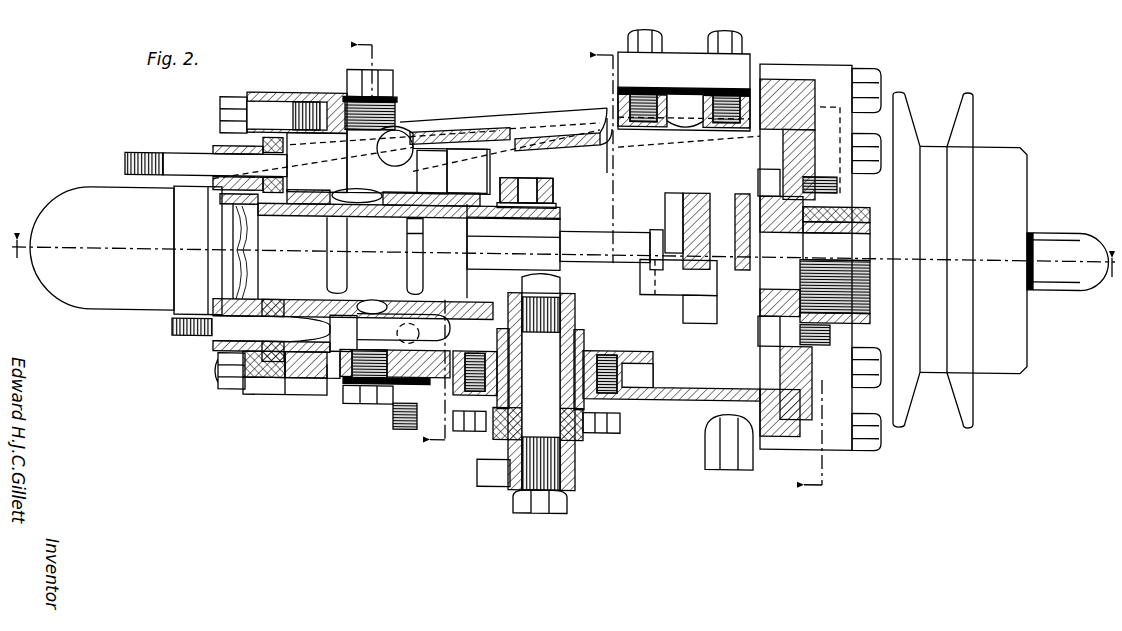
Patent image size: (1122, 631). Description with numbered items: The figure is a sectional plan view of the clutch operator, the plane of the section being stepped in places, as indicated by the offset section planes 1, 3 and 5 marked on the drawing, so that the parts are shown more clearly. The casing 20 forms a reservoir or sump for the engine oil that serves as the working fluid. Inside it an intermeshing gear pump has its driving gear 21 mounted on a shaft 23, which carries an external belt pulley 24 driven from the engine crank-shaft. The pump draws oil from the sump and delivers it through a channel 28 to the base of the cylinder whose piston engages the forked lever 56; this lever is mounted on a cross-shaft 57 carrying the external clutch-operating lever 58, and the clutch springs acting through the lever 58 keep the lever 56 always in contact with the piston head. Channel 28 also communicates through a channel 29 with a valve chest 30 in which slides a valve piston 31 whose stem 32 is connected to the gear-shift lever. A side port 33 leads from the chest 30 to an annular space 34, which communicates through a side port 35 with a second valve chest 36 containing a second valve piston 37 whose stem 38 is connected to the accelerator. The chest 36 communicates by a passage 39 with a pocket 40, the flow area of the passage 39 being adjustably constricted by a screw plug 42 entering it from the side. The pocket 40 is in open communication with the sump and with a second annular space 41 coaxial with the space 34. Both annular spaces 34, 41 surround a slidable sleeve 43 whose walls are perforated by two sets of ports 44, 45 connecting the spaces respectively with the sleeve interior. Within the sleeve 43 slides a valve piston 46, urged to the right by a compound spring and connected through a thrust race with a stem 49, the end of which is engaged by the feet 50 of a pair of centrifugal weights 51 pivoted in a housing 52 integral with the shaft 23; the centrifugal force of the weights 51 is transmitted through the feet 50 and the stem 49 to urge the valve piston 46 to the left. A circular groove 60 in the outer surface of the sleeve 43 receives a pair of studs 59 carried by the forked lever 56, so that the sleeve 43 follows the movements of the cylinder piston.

The section line 1- 1 is at (561, 249).
The section line 3- 3 is at (710, 274).
The section line 5- 5 is at (403, 249).
The casing 20 is at (668, 390).
The driving gear 21 is at (837, 286).
The shaft 23 is at (805, 250).
The belt pulley 24 is at (968, 84).
The channel 28 is at (463, 131).
The channel 29 is at (402, 136).
The valve chest 30 is at (357, 152).
The valve piston 31 is at (312, 150).
The stem 32 is at (147, 151).
The side port 33 is at (333, 212).
The annular space 34 is at (330, 200).
The side port 35 is at (310, 356).
The valve chest 36 is at (270, 370).
The second valve piston 37 is at (337, 362).
The stem 38 is at (178, 325).
The passage 39 is at (410, 338).
The pocket 40 is at (500, 326).
The second annular space 41 is at (332, 214).
The screw plug 42 is at (410, 420).
The slidable sleeve 43 is at (253, 258).
The ports 44 is at (252, 238).
The ports 45 is at (408, 262).
The valve piston 46 is at (513, 243).
The stem 49 is at (633, 242).
The feet 50 is at (678, 219).
The centrifugal weights 51 is at (700, 219).
The housing 52 is at (748, 182).
The forked lever 56 is at (553, 186).
The cross-shaft 57 is at (542, 420).
The clutch-operating lever 58 is at (500, 468).
The studs 59 is at (528, 178).
The circular groove 60 is at (556, 211).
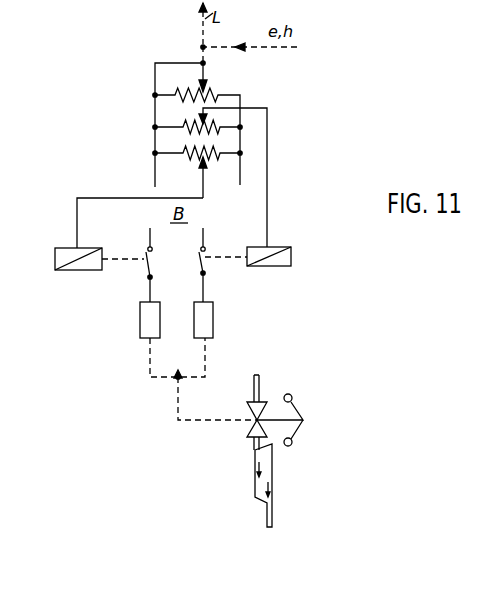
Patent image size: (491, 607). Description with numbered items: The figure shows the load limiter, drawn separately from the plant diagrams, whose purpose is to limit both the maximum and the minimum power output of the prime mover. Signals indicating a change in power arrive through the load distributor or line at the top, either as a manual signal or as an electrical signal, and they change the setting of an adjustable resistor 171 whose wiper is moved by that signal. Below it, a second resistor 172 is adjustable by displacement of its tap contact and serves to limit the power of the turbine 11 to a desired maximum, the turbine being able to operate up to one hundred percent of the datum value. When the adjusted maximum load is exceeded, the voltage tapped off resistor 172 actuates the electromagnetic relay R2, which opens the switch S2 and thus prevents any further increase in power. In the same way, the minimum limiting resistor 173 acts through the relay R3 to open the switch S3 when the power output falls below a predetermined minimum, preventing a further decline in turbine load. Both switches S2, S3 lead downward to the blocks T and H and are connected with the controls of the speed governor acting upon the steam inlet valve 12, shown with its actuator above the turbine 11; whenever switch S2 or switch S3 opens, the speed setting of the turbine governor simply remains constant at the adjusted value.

The adjustable resistor 171 is at (218, 92).
The maximum limiting resistor 172 is at (186, 122).
The minimum limiting resistor 173 is at (186, 150).
The steam inlet valve 12 is at (249, 431).
The turbine 11 is at (255, 480).
The electromagnetic relay R2 is at (291, 253).
The relay R3 is at (55, 259).
The switch S2 is at (203, 257).
The switch S3 is at (145, 254).
The temperature controller T is at (150, 320).
The humidity controller H is at (203, 320).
▬▬▬▬▬▬▬▬▬▬
Arrange the entries above as a two-column CSV with the header row description,positions: one row per entry, with the entry's text under description and all of its position lines under positions. Put each field in double quotes, replace line breaks with spaces, and leave out the pictures.

*Solution below:*
description,positions
"Patent image size: (1122, 631). Description with numbered items: The figure is a sectional plan view of the clutch operator, the plane of the section being stepped in places, as indicated by the offset section planes 1, 3 and 5 marked on the drawing, so that the parts are shown more clearly. The casing 20 forms a reservoir or sump for the engine oil that serves as the working fluid. Inside it an intermeshing gear pump has its driving gear 21 mounted on a shaft 23, which carries an external belt pulley 24 driven from the engine crank-shaft. The pump draws oil from the sump and delivers it through a channel 28 to the base of the cylinder whose piston engages the forked lever 56; this lever is mounted on a cross-shaft 57 carrying the external clutch-operating lever 58, and the clutch springs acting through the lever 58 keep the lever 56 always in contact with the piston head. Channel 28 also communicates through a channel 29 with a valve chest 30 in which slides a valve piston 31 whose stem 32 is connected to the gear-shift lever. A side port 33 leads from the chest 30 to an annular space 34, which communicates through a side port 35 with a second valve chest 36 containing a second valve piston 37 whose stem 38 is connected to the accelerator. The chest 36 communicates by a passage 39 with a pocket 40, the flow area of the passage 39 being adjustably constricted by a screw plug 42 entering it from the side. The pocket 40 is in open communication with the sump and with a second annular space 41 coaxial with the space 34. Both annular spaces 34, 41 surround a slidable sleeve 43 whose walls are perforated by two sets of ports 44, 45 connecting the spaces respectively with the sleeve interior. Within the sleeve 43 slides a valve piston 46, urged to the right by a compound spring and connected through a thrust race with a stem 49, the end of which is engaged by the feet 50 of a pair of centrifugal weights 51 pivoted in a housing 52 integral with the shaft 23; the centrifugal force of the weights 51 is transmitted through the feet 50 and the stem 49 to urge the valve piston 46 to the left. A circular groove 60 in the outer surface of the sleeve 43 receives a pair of studs 59 carried by the forked lever 56, so that the sleeve 43 follows the movements of the cylinder piston.","The section line 1- 1 is at (561, 249). The section line 3- 3 is at (710, 274). The section line 5- 5 is at (403, 249). The casing 20 is at (668, 390). The driving gear 21 is at (837, 286). The shaft 23 is at (805, 250). The belt pulley 24 is at (968, 84). The channel 28 is at (463, 131). The channel 29 is at (402, 136). The valve chest 30 is at (357, 152). The valve piston 31 is at (312, 150). The stem 32 is at (147, 151). The side port 33 is at (333, 212). The annular space 34 is at (330, 200). The side port 35 is at (310, 356). The valve chest 36 is at (270, 370). The second valve piston 37 is at (337, 362). The stem 38 is at (178, 325). The passage 39 is at (410, 338). The pocket 40 is at (500, 326). The second annular space 41 is at (332, 214). The screw plug 42 is at (410, 420). The slidable sleeve 43 is at (253, 258). The ports 44 is at (252, 238). The ports 45 is at (408, 262). The valve piston 46 is at (513, 243). The stem 49 is at (633, 242). The feet 50 is at (678, 219). The centrifugal weights 51 is at (700, 219). The housing 52 is at (748, 182). The forked lever 56 is at (553, 186). The cross-shaft 57 is at (542, 420). The clutch-operating lever 58 is at (500, 468). The studs 59 is at (528, 178). The circular groove 60 is at (556, 211)."
"Patent image size: (491, 607). Description with numbered items: The figure shows the load limiter, drawn separately from the plant diagrams, whose purpose is to limit both the maximum and the minimum power output of the prime mover. Signals indicating a change in power arrive through the load distributor or line at the top, either as a manual signal or as an electrical signal, and they change the setting of an adjustable resistor 171 whose wiper is moved by that signal. Below it, a second resistor 172 is adjustable by displacement of its tap contact and serves to limit the power of the turbine 11 to a desired maximum, the turbine being able to operate up to one hundred percent of the datum value. When the adjusted maximum load is exceeded, the voltage tapped off resistor 172 actuates the electromagnetic relay R2, which opens the switch S2 and thus prevents any further increase in power. In the same way, the minimum limiting resistor 173 acts through the relay R3 to open the switch S3 when the power output falls below a predetermined minimum, preventing a further decline in turbine load. Both switches S2, S3 lead downward to the blocks T and H and are connected with the controls of the speed governor acting upon the steam inlet valve 12, shown with its actuator above the turbine 11; whenever switch S2 or switch S3 opens, the speed setting of the turbine governor simply remains constant at the adjusted value.","The adjustable resistor 171 is at (218, 92). The maximum limiting resistor 172 is at (186, 122). The minimum limiting resistor 173 is at (186, 150). The steam inlet valve 12 is at (249, 431). The turbine 11 is at (255, 480). The electromagnetic relay R2 is at (291, 253). The relay R3 is at (55, 259). The switch S2 is at (203, 257). The switch S3 is at (145, 254). The temperature controller T is at (150, 320). The humidity controller H is at (203, 320)."